(Items listed in a dataset)
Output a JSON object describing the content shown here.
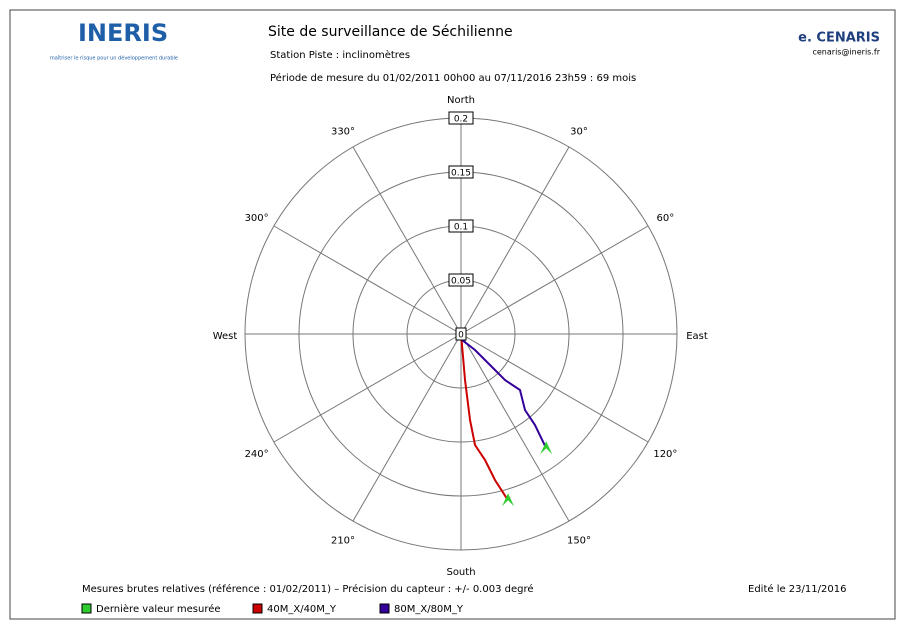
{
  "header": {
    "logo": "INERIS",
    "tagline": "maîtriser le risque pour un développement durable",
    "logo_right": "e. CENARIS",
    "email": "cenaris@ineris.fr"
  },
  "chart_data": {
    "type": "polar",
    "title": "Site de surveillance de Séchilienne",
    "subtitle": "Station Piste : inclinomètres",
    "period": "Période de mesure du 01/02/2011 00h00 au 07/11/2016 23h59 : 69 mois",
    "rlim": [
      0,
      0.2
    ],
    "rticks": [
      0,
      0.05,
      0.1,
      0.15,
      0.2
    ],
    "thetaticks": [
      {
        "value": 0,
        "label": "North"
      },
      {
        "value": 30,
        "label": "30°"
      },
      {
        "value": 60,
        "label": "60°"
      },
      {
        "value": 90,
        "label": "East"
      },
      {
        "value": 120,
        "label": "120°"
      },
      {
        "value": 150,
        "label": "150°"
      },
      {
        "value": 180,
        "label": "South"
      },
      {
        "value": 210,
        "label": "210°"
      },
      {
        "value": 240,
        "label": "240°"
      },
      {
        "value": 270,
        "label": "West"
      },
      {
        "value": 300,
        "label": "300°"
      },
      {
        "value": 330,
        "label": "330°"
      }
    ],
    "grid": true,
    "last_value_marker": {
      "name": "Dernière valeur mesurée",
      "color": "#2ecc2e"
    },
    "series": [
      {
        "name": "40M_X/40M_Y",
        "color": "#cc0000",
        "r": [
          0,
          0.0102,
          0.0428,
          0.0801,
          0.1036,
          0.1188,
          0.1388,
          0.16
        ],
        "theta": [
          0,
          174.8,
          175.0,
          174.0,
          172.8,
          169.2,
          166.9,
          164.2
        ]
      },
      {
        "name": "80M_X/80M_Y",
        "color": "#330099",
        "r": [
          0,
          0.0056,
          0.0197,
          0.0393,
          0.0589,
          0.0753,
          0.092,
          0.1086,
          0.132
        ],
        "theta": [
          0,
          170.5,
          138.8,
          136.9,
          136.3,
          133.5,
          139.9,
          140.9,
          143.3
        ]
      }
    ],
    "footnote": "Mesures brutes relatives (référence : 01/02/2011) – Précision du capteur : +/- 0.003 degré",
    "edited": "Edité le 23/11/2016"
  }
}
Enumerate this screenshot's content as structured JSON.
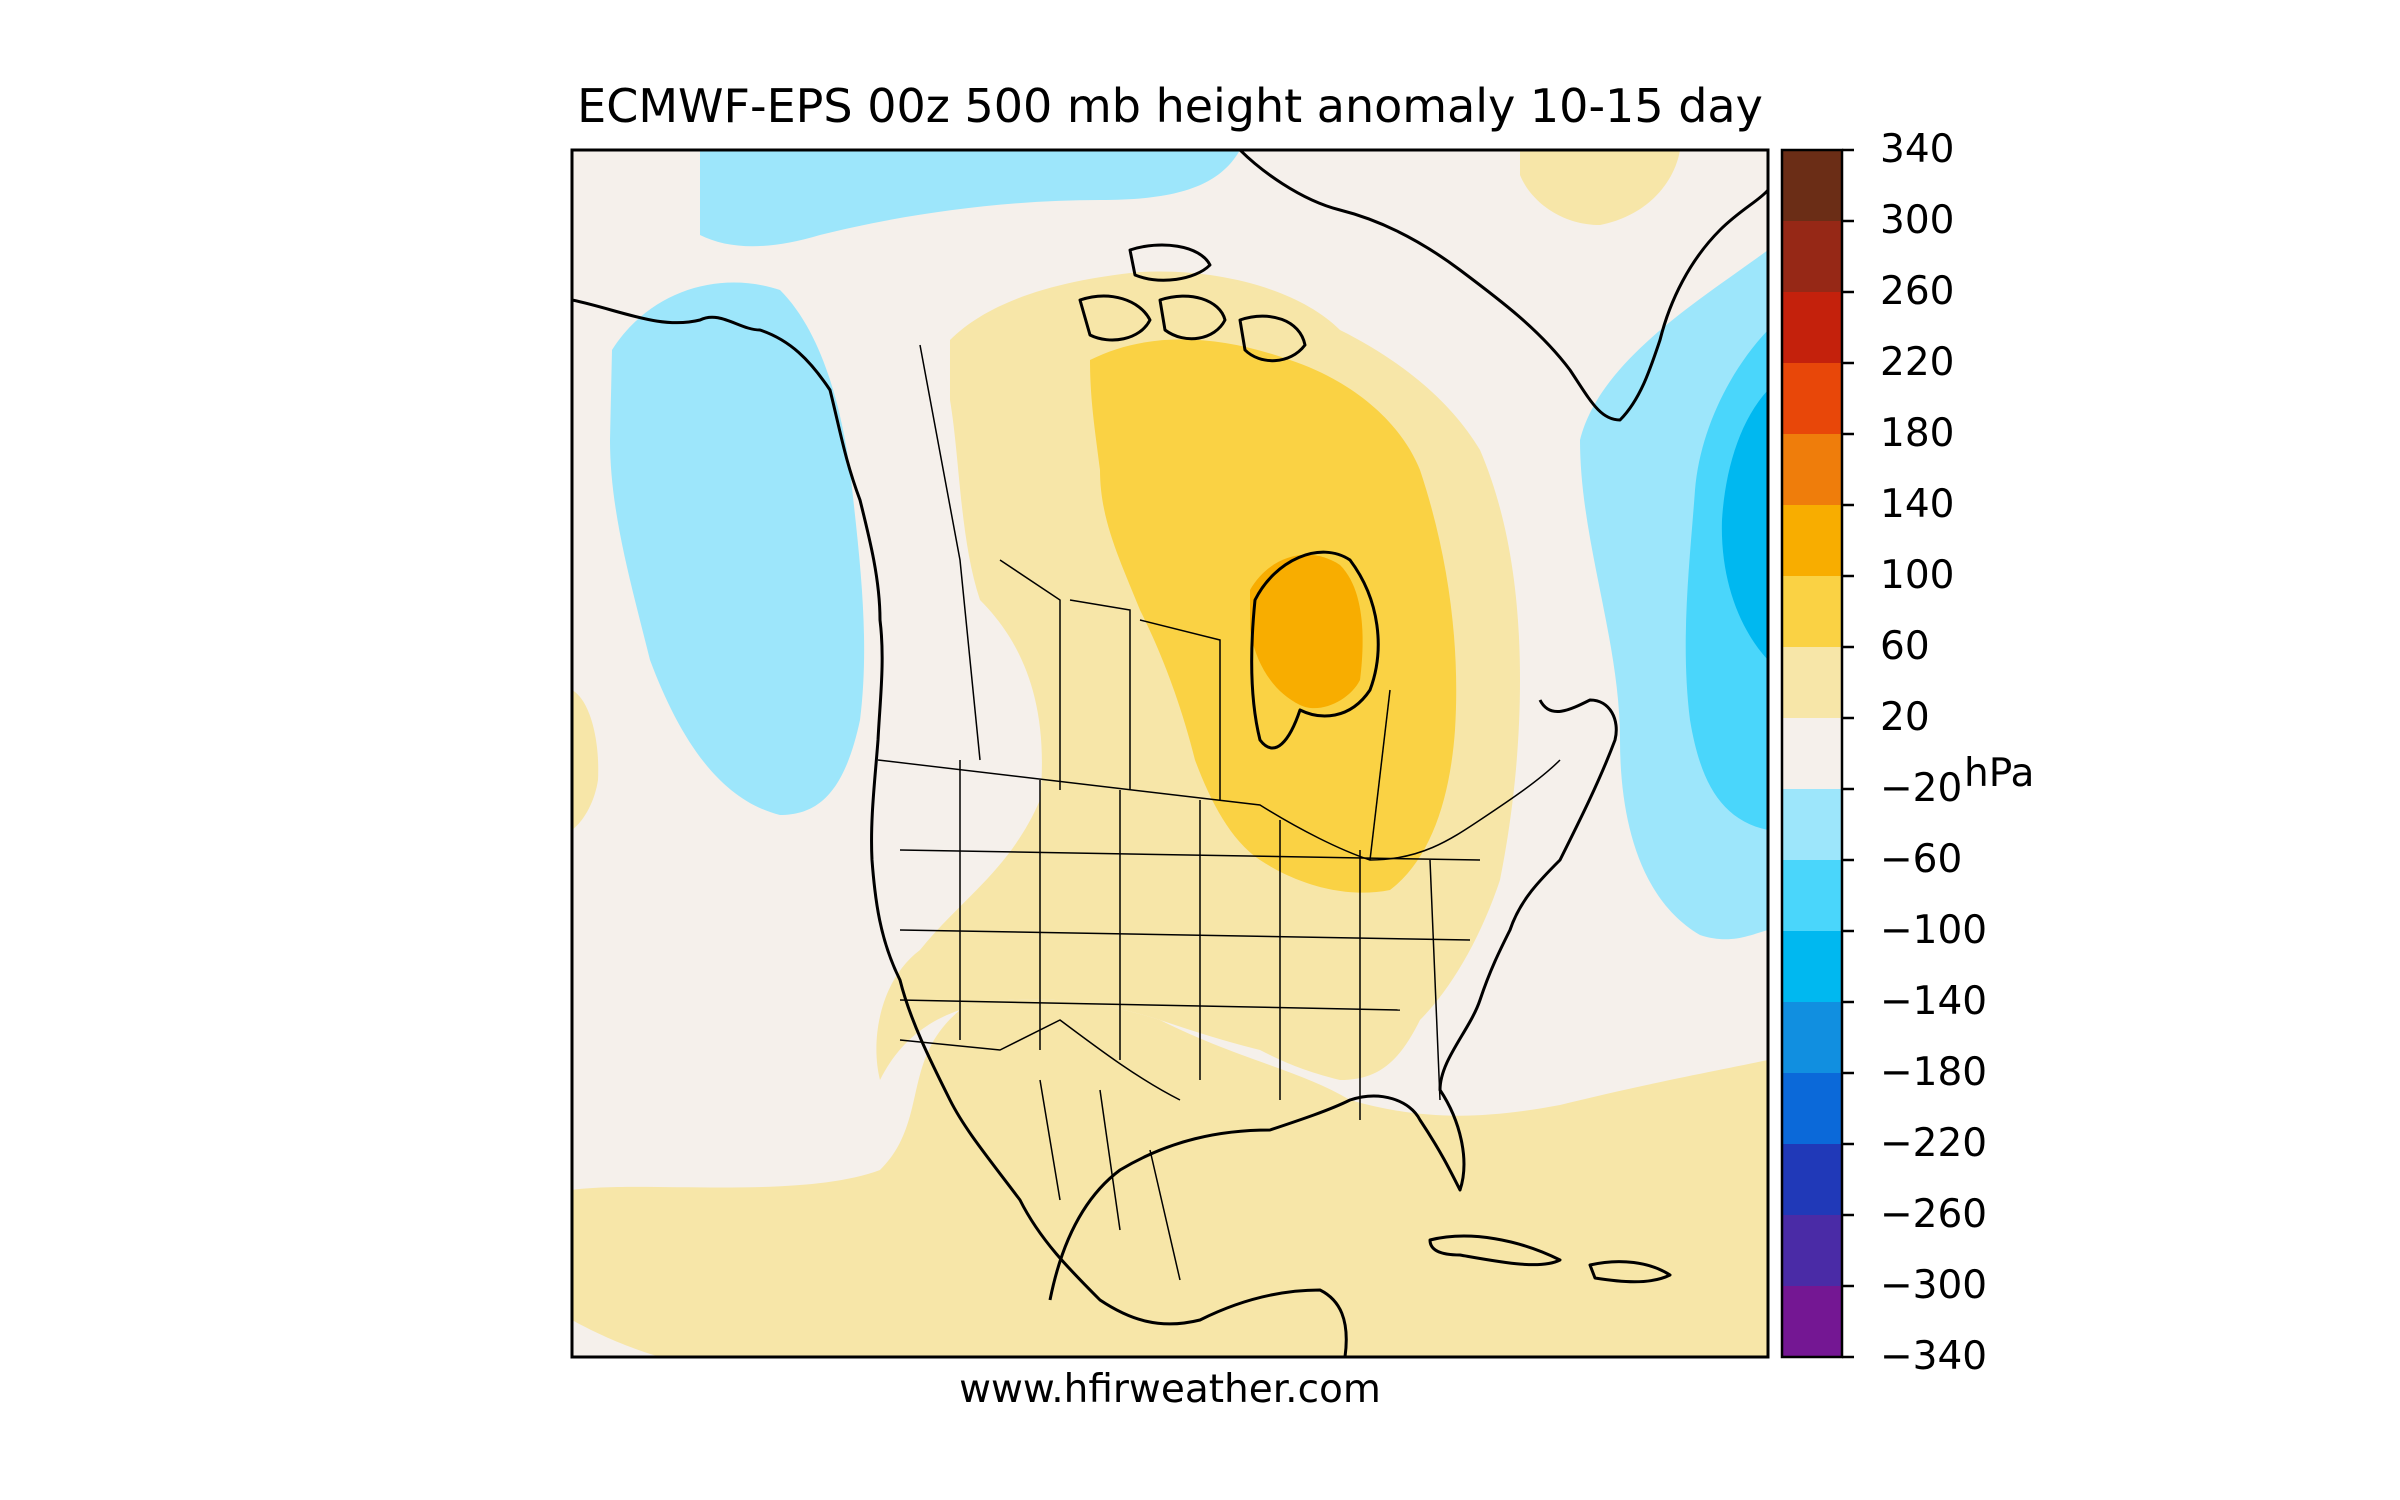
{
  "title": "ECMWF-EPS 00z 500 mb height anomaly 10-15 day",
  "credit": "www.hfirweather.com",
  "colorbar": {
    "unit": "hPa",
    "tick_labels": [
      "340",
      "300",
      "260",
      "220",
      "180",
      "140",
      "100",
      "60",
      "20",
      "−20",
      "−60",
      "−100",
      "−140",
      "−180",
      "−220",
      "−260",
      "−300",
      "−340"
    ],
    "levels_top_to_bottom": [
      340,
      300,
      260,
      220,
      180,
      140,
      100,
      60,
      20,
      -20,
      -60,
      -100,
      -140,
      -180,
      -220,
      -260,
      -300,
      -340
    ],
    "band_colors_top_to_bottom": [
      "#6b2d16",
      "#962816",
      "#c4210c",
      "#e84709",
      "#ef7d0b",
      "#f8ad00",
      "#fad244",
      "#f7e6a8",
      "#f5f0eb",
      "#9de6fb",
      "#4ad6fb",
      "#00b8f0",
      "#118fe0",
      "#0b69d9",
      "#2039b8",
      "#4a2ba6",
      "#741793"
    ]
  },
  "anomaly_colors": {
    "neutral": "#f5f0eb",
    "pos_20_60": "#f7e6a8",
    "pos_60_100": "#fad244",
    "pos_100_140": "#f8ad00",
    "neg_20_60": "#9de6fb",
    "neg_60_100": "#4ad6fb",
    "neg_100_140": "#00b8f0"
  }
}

...

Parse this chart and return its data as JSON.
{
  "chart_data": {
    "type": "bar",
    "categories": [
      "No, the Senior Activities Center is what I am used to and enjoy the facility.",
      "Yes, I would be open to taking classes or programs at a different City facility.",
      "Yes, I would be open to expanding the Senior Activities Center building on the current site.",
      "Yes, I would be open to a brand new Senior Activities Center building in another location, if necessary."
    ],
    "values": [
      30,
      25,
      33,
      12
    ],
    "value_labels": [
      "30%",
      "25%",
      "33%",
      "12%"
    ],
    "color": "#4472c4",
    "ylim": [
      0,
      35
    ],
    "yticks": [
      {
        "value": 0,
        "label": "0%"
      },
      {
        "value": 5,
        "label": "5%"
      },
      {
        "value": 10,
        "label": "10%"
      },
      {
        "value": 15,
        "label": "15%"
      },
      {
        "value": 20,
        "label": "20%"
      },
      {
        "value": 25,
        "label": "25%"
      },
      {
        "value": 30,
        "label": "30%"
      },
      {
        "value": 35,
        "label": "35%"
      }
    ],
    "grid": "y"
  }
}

PROBLEM DESCRIPTION: Gather up every line in the data above that contains the word "Senior", copying each one.

SOLUTION FOR THIS EXERCISE:
      "No, the Senior Activities Center is what I am used to and enjoy the facility.",
      "Yes, I would be open to expanding the Senior Activities Center building on the current site.",
      "Yes, I would be open to a brand new Senior Activities Center building in another location, if necessary."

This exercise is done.